• _Directives_:
1. Answer these questions from the forum thread about snow:
(a) How many guests does BubBleBee expect at the Sunday birthday barbecue?
(b) In what year did neven first move up there?
(c) What does 240sx plan to do this weekend?
2. Copy the passage of the forum thread about snow from "Let it snow Let" up to and including "snowboarding this weekend!!".

• _Selected passage_:
★ ★ ★ ★
# It's snowing........ AGAIN



## CRS Fan (Apr 21, 2010)

It's snowing........ AGAIN !


----------



## Tn23 (Apr 21, 2010)

Snowfall warning! Tons coming down!


----------



## hondas3000 (Apr 22, 2010)

I hate it so much, can't even work on my tank because its too cold in the garage .


----------



## Grete_J (Oct 5, 2010)

Why is this in the fw section? I guess the liquid form of snow is sort of "freshwater".....


----------



## bowman00 (Apr 27, 2010)

The weather outside is frightful but the fire is sooooooo delightful...


----------



## hgi (Jun 13, 2010)

Just in time, just got my truck fixed up YaY snow!


----------



## gklaw (May 31, 2010)

bowman00 said:


> The weather outside is frightful but the fire is sooooooo delightful...


Keep singing. Feel like Chrstmas again except for the holiday


----------



## BubBleBee (May 7, 2010)

Kinda sucks for me as I have a bday bbq planned for Sunday with 30 peeps comin out....darn it and it's snowin....if we get lots at least the kids will have fun sleddin down the hill.....guess I should warn parents to bring snow suits.....Ain't no snow gonna hold me down......lol


----------



## bowman00 (Apr 27, 2010)

Let it snow Let it snow Let it snow! Wheres the spirit people hahaha


----------



## 240sx (Sep 4, 2010)

water changes all done, going snowboarding this weekend!!


----------



## neven (May 15, 2010)

lol it always snows up here. I looked at the forecast and all i see is 4 degree highs all week with rain.... that means snow for here :/


----------



## gklaw (May 31, 2010)

neven said:


> lol it always snows up here. I looked at the forecast and all i see is 4 degree highs all week with rain.... that means snow for here :/


I drove up there in 1990/91 looking for a building lot. That was May and there was white stuff flying in the air. Conclusion: uninhabitable


----------



## gklaw (May 31, 2010)

BubBleBee said:


> Kinda sucks for me as I have a bday bbq planned for Sunday with 30 peeps comin out....darn it and it's snowin....if we get lots at least the kids will have fun sleddin down the hill.....guess I should warn parents to bring snow suits.....Ain't no snow gonna hold me down......lol


That's kind of special actually. Have a wonderful white B'day.

It'll probably warm up a tiny bit tomorrow. It's warm beside the BBQ anyway


----------



## neven (May 15, 2010)

gklaw said:


> I drove up there in 1990/91 looking for a building lot. That was May and there was white stuff flying in the air. Conclusion: uninhabitable


LOL, yea i first moved up here in 1993, there really wasn't much here back then either and it took years before the plows actually cleared the streets. My old place sat in front of an intersection, i'd spend hours watching cars play pinball down noons creek drive, even saw plows get stuck.


----------



## big_bubba_B (Apr 25, 2010)

haw about time u softys in van got some real weather do ya good . lol


----------
★ ★ ★ ★
• _Record extracts_:

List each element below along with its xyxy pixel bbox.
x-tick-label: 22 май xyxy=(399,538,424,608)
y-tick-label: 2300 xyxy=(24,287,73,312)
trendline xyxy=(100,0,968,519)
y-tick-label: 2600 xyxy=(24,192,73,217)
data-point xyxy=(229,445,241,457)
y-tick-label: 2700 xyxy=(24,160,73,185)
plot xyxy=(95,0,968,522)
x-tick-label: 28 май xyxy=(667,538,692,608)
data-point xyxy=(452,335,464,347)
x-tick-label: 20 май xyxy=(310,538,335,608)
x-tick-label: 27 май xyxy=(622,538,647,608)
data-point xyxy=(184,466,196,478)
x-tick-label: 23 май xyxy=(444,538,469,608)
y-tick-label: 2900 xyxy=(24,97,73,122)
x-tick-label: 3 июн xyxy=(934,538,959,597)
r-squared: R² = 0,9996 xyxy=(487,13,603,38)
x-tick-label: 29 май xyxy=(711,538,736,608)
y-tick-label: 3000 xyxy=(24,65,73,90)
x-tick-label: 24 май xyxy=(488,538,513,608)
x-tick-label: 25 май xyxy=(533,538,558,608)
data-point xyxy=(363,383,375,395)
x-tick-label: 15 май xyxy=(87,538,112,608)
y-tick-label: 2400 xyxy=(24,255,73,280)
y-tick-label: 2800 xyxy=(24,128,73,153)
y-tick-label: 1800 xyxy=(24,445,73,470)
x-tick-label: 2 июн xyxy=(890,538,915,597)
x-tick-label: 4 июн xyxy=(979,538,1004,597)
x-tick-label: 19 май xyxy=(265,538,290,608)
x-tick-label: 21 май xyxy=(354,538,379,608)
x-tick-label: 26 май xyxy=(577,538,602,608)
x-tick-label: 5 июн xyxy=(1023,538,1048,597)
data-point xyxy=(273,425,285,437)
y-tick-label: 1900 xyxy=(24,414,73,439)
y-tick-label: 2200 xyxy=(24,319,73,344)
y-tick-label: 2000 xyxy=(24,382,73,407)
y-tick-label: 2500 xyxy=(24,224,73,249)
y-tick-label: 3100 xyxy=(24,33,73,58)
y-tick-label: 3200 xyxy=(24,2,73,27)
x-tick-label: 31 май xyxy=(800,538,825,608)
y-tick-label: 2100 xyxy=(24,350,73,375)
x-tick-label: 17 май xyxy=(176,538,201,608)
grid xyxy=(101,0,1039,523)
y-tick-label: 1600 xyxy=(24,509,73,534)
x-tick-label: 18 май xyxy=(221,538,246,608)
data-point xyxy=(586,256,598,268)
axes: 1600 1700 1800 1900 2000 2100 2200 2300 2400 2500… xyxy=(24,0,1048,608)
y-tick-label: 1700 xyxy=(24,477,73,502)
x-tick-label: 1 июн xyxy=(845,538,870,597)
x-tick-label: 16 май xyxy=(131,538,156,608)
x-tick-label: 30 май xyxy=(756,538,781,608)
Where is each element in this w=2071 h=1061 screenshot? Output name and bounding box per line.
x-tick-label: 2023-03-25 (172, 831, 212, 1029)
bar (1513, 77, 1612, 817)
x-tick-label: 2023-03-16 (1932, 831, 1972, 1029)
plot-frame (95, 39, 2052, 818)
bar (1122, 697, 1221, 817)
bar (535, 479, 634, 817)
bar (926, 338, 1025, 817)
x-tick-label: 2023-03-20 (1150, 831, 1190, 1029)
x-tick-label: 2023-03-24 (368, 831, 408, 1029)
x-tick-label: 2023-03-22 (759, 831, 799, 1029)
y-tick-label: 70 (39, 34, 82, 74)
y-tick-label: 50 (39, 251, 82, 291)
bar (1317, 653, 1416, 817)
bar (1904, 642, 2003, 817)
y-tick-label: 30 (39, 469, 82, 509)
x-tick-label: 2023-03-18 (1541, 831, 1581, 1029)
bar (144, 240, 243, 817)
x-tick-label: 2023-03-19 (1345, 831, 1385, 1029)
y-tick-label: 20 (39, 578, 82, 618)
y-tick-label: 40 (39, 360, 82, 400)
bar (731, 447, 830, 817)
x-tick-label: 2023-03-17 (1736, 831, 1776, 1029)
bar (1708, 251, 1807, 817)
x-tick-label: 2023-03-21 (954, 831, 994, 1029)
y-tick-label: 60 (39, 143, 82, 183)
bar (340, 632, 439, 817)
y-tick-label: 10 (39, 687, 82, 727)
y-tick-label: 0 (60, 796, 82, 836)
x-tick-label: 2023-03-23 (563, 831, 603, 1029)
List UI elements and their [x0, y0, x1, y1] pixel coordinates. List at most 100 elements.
★ ★ ★ ★
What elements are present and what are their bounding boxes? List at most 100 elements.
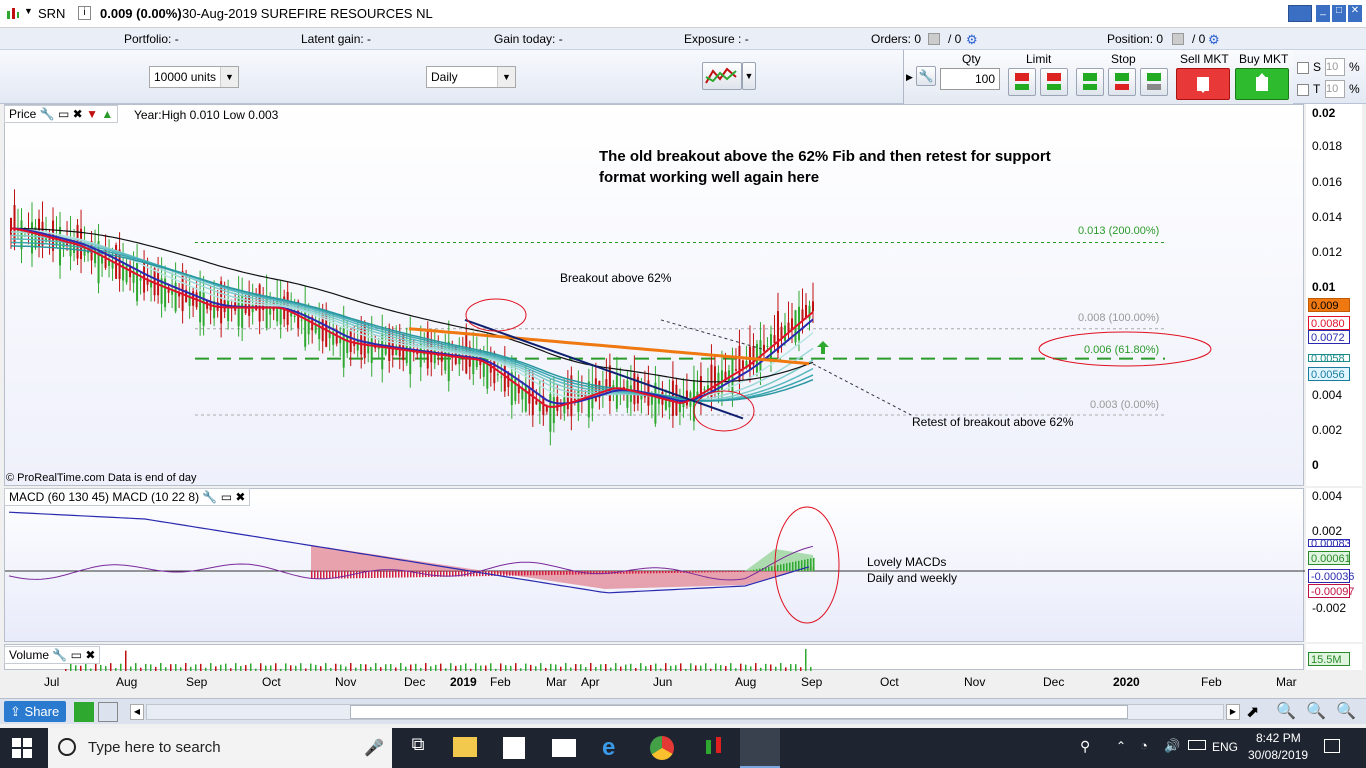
★ ★ ★ ★
• _Solutions per task_:
1.
(a) 30
(b) 1993
(c) Go snowboarding

2.
Let it snow Let it snow Let it snow! Wheres the spirit people hahaha


----------



## 240sx (Sep 4, 2010)

water changes all done, going snowboarding this weekend!!